(Structured figure records)
----------------
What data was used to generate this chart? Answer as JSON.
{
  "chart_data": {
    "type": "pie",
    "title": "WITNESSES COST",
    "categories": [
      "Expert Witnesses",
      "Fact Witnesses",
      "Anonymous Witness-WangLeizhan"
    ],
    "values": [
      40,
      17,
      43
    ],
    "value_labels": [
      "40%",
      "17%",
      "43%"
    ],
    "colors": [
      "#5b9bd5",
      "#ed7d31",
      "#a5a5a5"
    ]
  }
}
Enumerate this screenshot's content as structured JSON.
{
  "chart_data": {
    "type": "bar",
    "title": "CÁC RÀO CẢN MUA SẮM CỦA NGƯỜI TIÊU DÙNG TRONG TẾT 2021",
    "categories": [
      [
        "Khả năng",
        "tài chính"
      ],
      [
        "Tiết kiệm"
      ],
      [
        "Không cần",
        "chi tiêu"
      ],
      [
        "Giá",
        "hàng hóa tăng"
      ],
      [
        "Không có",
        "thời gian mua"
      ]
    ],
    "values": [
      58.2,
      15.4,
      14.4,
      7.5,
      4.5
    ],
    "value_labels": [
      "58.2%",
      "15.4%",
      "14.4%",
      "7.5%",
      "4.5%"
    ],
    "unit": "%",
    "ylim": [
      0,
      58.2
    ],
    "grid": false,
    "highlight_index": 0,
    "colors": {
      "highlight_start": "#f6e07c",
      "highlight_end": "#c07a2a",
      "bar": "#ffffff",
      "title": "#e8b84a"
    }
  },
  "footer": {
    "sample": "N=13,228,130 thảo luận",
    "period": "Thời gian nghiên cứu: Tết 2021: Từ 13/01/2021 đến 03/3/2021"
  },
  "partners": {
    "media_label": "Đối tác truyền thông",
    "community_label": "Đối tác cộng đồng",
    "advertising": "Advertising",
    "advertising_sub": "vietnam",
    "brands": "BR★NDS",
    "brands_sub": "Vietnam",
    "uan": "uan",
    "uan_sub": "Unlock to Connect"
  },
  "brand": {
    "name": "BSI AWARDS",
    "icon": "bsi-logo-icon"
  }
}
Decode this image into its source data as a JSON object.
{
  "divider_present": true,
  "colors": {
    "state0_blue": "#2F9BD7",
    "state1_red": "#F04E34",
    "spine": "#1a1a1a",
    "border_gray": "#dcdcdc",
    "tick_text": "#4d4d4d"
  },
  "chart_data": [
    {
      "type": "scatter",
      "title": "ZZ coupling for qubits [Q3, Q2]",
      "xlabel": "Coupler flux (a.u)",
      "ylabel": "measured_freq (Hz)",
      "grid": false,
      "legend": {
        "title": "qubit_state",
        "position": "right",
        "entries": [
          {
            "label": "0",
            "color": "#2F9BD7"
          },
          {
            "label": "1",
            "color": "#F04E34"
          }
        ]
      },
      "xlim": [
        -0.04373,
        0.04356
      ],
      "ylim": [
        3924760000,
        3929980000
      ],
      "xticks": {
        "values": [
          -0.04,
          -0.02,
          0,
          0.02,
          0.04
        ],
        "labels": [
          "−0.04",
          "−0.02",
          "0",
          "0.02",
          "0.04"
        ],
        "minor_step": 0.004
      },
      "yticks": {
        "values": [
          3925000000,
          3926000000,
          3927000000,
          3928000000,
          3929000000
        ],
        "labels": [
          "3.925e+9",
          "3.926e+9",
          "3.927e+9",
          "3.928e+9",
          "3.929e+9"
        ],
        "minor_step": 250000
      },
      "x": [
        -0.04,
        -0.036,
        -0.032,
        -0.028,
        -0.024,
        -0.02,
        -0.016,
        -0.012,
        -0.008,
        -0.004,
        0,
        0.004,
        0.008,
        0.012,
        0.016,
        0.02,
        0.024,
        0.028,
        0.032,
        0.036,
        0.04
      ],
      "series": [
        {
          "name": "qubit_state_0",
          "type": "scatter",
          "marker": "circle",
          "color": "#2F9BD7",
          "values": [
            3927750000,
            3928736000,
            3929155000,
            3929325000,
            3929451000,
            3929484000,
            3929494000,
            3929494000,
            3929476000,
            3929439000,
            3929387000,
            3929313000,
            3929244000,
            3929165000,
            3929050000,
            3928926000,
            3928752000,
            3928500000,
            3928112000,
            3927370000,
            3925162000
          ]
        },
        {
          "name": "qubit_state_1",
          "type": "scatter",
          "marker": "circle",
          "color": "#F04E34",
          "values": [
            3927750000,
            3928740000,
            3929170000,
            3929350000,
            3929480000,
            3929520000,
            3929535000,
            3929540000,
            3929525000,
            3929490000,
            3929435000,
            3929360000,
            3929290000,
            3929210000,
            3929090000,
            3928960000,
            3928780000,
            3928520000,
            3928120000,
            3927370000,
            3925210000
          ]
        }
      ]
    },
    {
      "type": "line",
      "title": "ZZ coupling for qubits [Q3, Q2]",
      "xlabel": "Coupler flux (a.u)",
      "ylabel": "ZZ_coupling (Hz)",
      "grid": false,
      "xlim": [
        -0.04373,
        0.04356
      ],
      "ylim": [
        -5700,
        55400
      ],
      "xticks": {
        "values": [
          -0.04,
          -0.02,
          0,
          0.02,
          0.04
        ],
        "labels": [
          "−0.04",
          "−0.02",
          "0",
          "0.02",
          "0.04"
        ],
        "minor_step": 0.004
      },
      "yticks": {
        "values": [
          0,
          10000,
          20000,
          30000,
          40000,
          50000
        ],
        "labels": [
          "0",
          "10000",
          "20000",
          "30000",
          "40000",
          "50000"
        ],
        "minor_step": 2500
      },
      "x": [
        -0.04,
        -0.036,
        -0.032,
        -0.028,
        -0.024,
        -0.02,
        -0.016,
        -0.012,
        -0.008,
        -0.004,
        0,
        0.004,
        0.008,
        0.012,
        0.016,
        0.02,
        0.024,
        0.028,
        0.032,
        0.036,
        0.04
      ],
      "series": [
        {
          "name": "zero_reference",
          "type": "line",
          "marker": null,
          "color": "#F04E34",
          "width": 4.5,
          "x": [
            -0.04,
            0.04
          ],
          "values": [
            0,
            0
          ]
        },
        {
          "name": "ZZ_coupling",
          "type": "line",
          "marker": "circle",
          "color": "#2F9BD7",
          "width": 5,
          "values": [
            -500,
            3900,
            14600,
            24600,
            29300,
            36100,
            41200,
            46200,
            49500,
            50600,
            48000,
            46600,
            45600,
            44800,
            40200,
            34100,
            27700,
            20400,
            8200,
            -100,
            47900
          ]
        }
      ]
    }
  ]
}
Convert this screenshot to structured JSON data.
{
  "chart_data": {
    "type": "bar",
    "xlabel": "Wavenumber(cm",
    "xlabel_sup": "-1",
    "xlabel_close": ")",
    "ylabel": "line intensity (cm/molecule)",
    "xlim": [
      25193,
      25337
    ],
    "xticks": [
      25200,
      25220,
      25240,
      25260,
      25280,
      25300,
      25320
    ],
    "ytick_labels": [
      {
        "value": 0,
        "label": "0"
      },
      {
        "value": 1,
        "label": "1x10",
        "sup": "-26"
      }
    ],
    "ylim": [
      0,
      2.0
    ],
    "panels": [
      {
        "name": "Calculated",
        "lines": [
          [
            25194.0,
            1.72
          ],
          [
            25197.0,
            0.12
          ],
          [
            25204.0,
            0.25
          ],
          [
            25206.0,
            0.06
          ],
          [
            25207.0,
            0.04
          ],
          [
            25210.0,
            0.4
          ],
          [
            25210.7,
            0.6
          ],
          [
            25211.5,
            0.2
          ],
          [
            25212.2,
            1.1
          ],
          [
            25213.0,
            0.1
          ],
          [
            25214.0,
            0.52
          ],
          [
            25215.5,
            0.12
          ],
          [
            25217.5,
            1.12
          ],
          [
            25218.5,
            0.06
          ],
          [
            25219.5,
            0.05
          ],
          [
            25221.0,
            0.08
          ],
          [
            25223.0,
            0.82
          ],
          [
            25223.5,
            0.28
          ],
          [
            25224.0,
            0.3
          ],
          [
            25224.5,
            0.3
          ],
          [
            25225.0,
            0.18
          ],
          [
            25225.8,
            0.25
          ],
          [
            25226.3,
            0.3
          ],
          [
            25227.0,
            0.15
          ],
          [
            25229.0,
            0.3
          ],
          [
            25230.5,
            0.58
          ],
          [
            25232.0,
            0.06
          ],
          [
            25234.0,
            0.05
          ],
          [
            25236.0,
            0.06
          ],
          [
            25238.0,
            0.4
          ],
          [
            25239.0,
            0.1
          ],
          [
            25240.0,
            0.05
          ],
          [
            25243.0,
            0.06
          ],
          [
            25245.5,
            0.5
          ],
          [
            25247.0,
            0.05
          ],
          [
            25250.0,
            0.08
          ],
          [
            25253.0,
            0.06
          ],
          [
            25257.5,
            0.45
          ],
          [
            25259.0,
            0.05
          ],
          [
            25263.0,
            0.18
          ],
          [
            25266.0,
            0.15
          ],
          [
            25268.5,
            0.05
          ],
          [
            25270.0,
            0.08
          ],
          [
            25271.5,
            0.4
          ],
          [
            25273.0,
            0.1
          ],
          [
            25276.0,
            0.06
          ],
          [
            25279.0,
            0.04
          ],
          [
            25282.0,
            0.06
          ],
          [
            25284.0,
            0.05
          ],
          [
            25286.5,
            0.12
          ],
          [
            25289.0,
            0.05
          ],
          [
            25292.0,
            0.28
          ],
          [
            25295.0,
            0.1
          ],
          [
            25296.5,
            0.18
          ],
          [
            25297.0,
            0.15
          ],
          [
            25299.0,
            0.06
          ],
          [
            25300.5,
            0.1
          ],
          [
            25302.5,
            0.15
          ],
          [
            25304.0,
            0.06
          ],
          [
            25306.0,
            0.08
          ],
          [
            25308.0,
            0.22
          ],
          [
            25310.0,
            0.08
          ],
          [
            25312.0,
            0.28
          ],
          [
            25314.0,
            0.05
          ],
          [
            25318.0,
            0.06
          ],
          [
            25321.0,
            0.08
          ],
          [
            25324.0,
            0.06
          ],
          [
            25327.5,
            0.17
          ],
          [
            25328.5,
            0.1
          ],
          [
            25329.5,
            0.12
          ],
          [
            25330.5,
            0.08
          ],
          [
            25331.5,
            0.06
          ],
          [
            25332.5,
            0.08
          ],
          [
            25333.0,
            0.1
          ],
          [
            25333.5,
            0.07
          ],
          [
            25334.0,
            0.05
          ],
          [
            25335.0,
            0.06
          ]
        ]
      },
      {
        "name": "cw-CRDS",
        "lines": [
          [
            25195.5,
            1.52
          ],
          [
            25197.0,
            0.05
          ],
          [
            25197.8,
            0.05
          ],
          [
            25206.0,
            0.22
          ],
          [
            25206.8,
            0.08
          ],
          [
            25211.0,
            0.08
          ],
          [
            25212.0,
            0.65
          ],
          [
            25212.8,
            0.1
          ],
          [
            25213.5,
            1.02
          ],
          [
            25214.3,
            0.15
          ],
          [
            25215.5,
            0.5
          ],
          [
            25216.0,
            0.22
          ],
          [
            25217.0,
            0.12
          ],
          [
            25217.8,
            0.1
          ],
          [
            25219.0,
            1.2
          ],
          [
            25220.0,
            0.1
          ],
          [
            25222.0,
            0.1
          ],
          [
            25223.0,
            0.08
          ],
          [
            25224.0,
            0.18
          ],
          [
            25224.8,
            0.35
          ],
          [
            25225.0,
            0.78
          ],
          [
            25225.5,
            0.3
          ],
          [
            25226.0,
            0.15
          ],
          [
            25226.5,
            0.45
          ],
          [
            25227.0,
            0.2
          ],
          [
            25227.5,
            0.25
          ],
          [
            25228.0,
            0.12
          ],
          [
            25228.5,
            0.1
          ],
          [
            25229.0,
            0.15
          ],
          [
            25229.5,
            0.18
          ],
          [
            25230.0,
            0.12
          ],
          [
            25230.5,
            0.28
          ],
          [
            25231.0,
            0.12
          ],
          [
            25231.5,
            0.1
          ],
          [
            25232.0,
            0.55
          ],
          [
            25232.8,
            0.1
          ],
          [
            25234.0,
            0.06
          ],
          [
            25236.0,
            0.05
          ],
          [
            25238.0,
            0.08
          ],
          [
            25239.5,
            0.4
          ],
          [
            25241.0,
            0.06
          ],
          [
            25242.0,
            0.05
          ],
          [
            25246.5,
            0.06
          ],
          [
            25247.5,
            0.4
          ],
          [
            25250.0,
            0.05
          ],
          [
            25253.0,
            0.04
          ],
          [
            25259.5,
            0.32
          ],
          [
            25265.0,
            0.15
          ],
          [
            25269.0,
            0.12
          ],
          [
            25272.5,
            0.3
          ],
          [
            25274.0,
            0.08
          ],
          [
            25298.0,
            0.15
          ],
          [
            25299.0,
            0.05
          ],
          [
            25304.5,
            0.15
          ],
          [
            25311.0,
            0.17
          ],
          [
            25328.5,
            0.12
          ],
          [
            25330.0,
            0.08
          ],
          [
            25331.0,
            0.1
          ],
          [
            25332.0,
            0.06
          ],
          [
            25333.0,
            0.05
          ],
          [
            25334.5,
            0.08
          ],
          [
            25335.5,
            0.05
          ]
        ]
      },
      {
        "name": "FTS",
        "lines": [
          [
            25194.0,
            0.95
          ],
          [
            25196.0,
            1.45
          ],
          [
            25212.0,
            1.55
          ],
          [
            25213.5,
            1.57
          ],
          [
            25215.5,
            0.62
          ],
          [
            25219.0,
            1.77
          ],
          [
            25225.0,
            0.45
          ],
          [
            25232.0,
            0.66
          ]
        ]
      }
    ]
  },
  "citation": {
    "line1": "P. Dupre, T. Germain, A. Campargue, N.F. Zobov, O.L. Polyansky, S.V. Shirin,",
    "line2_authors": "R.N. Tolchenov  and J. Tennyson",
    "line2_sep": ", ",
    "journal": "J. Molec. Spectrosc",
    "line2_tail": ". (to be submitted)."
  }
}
----------------
§ TASK TO CARRY OUT
Copy out the lines in which the string "screenshot" appears.

§ COMPLETE ANSWER
Enumerate this screenshot's content as structured JSON.
Convert this screenshot to structured JSON data.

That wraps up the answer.